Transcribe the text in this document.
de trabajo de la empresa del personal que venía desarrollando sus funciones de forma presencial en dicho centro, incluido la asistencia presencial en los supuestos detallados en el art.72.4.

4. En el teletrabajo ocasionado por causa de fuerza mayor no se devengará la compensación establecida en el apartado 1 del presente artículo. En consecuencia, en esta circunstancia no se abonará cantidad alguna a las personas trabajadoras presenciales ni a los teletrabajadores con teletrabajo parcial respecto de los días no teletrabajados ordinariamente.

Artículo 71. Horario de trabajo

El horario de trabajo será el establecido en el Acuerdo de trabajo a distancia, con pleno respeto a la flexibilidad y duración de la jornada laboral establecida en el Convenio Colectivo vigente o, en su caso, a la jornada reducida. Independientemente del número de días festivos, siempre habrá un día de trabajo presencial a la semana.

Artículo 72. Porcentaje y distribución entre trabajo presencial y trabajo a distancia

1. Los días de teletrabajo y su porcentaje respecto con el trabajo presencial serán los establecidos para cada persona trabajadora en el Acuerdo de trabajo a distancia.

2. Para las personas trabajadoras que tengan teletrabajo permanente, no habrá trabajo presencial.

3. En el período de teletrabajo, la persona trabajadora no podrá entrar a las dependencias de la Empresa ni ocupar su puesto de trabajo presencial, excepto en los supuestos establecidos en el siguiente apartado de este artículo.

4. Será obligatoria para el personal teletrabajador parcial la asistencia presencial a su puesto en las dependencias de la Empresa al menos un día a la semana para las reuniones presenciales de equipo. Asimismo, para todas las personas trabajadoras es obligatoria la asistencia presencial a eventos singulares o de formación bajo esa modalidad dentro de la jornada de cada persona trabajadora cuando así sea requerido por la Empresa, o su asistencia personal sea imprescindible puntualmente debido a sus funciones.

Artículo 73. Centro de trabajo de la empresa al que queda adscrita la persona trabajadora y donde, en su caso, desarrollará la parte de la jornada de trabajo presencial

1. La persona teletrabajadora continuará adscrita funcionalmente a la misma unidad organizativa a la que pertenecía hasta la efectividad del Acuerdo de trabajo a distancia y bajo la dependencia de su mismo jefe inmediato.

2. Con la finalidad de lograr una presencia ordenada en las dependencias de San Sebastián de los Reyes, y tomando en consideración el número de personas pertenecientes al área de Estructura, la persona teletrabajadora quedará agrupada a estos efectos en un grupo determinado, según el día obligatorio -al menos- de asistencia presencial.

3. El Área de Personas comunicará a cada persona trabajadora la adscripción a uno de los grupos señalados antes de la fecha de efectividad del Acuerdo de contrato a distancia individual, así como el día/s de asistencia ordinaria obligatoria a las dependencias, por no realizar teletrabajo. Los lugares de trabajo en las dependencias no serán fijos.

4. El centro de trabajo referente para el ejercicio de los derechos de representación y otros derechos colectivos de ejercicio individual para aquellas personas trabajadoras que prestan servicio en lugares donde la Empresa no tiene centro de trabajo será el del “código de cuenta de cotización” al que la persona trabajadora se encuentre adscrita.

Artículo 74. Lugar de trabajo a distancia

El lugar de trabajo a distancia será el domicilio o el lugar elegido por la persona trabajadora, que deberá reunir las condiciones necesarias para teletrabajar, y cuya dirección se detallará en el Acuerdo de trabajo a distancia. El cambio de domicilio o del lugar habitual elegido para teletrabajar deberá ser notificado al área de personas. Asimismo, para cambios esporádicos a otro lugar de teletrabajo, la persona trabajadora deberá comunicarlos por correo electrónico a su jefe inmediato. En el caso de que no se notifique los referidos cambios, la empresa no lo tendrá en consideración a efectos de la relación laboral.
##############################
> **To do**:
Which lines hold the word "supuestos"? Return all of them from the records above.

> **Final result**:
de trabajo de la empresa del personal que venía desarrollando sus funciones de forma presencial en dicho centro, incluido la asistencia presencial en los supuestos detallados en el art.72.4.
3. En el período de teletrabajo, la persona trabajadora no podrá entrar a las dependencias de la Empresa ni ocupar su puesto de trabajo presencial, excepto en los supuestos establecidos en el siguiente apartado de este artículo.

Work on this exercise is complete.